WRITTEN REQUEST – List each line of the data in which the string "title" appears.

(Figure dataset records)
==============================

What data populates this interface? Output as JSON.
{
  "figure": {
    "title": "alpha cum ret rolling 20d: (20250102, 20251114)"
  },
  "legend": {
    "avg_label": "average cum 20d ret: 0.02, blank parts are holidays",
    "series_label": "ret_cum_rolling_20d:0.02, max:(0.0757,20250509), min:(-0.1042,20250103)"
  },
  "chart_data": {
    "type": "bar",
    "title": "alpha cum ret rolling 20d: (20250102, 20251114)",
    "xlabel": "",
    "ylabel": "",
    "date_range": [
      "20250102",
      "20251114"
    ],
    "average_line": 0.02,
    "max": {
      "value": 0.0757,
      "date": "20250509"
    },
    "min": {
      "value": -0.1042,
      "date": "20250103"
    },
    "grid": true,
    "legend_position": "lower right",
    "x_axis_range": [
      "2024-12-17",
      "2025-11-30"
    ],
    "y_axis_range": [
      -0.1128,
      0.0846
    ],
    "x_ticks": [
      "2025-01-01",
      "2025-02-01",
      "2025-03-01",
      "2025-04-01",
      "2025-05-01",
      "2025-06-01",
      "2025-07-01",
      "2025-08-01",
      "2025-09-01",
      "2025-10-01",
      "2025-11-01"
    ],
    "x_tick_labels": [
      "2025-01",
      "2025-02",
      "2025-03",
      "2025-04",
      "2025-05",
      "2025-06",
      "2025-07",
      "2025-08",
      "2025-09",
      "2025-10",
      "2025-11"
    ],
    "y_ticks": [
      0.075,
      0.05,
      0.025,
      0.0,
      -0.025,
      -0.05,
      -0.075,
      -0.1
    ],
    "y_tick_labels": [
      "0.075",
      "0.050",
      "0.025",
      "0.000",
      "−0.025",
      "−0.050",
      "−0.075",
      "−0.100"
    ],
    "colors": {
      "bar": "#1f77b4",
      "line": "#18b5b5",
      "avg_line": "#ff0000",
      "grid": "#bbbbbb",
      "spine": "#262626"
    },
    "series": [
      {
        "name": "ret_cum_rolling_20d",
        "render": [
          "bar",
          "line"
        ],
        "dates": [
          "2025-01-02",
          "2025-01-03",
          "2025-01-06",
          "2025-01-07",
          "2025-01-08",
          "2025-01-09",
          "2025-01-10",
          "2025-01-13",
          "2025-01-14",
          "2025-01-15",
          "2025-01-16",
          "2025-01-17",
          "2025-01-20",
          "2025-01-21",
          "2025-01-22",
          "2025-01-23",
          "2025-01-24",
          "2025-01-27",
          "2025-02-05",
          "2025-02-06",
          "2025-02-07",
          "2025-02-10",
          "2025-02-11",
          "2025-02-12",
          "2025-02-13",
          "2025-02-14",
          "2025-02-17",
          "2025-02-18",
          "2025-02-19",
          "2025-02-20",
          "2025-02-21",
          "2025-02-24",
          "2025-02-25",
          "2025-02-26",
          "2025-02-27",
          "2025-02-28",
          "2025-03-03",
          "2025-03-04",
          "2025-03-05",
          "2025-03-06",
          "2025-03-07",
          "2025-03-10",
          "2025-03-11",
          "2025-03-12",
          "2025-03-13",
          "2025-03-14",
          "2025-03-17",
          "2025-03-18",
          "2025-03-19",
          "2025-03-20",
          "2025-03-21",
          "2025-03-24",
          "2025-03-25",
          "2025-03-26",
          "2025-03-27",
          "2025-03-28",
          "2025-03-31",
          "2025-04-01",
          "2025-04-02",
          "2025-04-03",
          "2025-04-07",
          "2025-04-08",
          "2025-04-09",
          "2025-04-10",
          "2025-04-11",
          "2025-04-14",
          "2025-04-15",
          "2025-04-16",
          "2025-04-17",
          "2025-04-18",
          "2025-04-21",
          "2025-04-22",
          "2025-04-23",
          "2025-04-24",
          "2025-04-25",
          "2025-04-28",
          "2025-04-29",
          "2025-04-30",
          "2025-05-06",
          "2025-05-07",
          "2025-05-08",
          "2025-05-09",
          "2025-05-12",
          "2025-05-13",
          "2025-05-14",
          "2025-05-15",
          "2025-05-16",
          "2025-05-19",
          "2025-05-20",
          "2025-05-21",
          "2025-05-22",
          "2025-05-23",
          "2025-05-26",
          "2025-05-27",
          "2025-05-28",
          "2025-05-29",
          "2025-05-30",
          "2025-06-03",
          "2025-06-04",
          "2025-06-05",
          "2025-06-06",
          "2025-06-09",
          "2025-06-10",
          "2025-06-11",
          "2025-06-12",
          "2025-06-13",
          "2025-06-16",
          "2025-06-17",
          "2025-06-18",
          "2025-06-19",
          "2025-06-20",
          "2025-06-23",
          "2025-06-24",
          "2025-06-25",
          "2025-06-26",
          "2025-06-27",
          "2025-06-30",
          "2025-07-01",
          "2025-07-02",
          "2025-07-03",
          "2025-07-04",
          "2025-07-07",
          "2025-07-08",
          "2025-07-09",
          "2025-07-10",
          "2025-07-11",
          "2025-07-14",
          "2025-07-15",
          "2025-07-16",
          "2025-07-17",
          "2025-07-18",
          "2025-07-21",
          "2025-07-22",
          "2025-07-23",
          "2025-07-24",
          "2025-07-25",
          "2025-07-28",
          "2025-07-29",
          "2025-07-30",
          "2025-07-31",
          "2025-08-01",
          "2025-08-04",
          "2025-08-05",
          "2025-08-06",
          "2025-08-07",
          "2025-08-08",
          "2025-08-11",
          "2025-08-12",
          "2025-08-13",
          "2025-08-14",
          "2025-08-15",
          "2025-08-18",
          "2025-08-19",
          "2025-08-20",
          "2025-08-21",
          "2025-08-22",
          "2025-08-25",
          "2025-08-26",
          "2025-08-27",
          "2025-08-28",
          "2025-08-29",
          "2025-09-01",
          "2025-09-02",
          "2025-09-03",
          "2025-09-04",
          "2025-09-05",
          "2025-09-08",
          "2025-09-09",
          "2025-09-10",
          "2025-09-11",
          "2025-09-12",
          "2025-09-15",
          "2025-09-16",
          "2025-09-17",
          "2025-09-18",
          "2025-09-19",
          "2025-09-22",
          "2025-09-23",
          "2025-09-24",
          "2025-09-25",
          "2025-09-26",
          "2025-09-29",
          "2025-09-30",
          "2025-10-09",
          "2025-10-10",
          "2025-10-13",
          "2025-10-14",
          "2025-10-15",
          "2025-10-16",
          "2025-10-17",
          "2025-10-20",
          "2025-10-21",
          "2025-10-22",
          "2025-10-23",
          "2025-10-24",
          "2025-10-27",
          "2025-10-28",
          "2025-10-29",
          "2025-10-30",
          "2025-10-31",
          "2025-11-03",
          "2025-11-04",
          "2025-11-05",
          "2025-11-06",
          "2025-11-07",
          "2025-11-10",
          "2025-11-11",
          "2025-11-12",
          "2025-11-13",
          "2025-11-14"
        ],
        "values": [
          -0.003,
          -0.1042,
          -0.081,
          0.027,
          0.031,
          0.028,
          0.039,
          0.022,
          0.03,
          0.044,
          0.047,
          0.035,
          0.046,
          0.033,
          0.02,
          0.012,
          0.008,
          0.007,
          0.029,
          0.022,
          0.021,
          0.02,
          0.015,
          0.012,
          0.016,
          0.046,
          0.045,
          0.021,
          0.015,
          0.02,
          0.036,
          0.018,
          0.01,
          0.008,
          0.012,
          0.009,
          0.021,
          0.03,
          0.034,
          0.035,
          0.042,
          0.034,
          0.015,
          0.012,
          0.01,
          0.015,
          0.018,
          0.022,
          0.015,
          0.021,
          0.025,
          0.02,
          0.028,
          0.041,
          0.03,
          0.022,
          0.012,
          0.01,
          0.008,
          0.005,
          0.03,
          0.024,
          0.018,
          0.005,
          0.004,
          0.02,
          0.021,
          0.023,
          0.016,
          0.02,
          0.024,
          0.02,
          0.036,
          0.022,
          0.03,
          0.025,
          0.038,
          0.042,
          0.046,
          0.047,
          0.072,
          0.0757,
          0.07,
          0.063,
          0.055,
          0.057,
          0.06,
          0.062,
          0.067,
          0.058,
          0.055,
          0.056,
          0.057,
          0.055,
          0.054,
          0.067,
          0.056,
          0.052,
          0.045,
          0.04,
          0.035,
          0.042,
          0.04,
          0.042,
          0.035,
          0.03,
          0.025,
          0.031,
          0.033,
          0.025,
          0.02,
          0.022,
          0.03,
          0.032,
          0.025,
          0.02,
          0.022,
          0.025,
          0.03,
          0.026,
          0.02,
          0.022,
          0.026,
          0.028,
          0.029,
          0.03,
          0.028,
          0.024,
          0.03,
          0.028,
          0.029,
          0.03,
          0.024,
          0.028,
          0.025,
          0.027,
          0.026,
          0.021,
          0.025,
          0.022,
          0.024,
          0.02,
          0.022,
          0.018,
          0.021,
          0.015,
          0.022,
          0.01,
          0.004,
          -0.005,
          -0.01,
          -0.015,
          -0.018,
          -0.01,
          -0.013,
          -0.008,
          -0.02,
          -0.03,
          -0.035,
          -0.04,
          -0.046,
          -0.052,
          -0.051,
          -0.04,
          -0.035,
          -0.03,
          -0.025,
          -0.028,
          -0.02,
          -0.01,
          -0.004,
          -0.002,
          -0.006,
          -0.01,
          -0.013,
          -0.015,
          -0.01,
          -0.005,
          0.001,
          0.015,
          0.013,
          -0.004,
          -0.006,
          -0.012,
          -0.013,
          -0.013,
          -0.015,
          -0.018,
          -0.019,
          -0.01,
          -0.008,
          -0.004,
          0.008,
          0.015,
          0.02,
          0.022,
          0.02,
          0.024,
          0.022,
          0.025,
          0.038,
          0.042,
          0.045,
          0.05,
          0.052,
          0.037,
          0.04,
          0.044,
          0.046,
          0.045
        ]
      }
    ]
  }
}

==============================

CORRECT ANSWER –
    "title": "alpha cum ret rolling 20d: (20250102, 20251114)"
    "title": "alpha cum ret rolling 20d: (20250102, 20251114)",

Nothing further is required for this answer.